→ Task prompt: Find the line containing "Serialize everything readable". Reproduce it and every line after it up to the end of the records, exactly as written.

━━━ Data rows

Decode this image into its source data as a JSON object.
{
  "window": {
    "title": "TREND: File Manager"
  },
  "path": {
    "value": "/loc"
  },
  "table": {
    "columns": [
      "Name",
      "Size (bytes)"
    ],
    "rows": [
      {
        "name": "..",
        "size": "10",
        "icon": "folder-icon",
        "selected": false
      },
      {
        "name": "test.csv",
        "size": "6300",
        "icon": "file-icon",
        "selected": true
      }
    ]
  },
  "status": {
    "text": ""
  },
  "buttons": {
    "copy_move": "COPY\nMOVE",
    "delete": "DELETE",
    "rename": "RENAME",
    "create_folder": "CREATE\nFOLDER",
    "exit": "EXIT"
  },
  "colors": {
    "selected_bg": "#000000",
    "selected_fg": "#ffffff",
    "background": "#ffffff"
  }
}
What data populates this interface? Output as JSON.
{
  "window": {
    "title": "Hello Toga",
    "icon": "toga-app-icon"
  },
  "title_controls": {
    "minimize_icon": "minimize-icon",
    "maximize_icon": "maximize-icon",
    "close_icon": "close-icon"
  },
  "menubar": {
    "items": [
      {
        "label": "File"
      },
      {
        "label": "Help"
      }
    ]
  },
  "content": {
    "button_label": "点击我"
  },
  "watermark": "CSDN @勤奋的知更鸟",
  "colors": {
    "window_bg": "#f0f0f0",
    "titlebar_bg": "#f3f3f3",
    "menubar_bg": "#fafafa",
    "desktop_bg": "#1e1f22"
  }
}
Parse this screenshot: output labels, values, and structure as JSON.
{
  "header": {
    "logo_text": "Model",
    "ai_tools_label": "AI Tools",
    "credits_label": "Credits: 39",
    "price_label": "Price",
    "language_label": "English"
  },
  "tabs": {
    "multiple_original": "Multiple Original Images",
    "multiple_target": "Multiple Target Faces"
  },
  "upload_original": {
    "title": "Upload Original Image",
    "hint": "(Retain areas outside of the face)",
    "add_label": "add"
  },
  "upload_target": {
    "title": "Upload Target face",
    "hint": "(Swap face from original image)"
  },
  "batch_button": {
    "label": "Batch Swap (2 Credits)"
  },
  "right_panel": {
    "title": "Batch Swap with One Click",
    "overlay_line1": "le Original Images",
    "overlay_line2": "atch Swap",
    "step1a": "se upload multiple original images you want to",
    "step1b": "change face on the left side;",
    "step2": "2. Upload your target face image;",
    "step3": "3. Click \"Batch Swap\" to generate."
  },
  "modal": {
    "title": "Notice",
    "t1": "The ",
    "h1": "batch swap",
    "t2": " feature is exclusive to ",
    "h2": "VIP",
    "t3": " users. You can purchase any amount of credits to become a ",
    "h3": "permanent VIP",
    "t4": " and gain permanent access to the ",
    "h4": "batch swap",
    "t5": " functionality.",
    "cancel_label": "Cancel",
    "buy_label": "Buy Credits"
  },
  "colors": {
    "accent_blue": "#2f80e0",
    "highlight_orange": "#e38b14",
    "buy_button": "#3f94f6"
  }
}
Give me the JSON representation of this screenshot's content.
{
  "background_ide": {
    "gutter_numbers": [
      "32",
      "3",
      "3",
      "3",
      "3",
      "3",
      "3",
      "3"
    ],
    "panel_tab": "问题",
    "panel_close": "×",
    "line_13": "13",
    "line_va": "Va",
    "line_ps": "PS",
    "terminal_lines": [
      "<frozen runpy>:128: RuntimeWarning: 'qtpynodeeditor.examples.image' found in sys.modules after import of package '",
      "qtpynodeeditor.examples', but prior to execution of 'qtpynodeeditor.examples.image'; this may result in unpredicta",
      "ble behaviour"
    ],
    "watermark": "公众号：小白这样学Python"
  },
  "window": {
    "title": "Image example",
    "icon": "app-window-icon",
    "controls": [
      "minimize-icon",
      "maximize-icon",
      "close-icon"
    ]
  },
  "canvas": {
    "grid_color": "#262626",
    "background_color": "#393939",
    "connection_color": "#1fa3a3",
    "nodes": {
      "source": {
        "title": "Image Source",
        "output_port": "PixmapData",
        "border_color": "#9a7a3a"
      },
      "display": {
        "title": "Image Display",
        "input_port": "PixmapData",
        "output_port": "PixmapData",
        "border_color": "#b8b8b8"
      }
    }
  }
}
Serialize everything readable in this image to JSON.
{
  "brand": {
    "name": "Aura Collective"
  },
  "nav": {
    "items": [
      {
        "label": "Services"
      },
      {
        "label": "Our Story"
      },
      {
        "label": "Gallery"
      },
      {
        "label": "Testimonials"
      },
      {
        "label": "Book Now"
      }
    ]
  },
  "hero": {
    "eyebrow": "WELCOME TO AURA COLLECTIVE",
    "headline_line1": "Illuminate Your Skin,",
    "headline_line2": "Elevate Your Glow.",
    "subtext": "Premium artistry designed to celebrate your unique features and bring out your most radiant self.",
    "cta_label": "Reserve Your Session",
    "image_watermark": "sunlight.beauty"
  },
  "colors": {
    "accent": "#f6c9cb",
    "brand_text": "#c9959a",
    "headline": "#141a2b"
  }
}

━━━━━━

→ Worked solution:
Serialize everything readable in this image to JSON.
{
  "brand": {
    "name": "Aura Collective"
  },
  "nav": {
    "items": [
      {
        "label": "Services"
      },
      {
        "label": "Our Story"
      },
      {
        "label": "Gallery"
      },
      {
        "label": "Testimonials"
      },
      {
        "label": "Book Now"
      }
    ]
  },
  "hero": {
    "eyebrow": "WELCOME TO AURA COLLECTIVE",
    "headline_line1": "Illuminate Your Skin,",
    "headline_line2": "Elevate Your Glow.",
    "subtext": "Premium artistry designed to celebrate your unique features and bring out your most radiant self.",
    "cta_label": "Reserve Your Session",
    "image_watermark": "sunlight.beauty"
  },
  "colors": {
    "accent": "#f6c9cb",
    "brand_text": "#c9959a",
    "headline": "#141a2b"
  }
}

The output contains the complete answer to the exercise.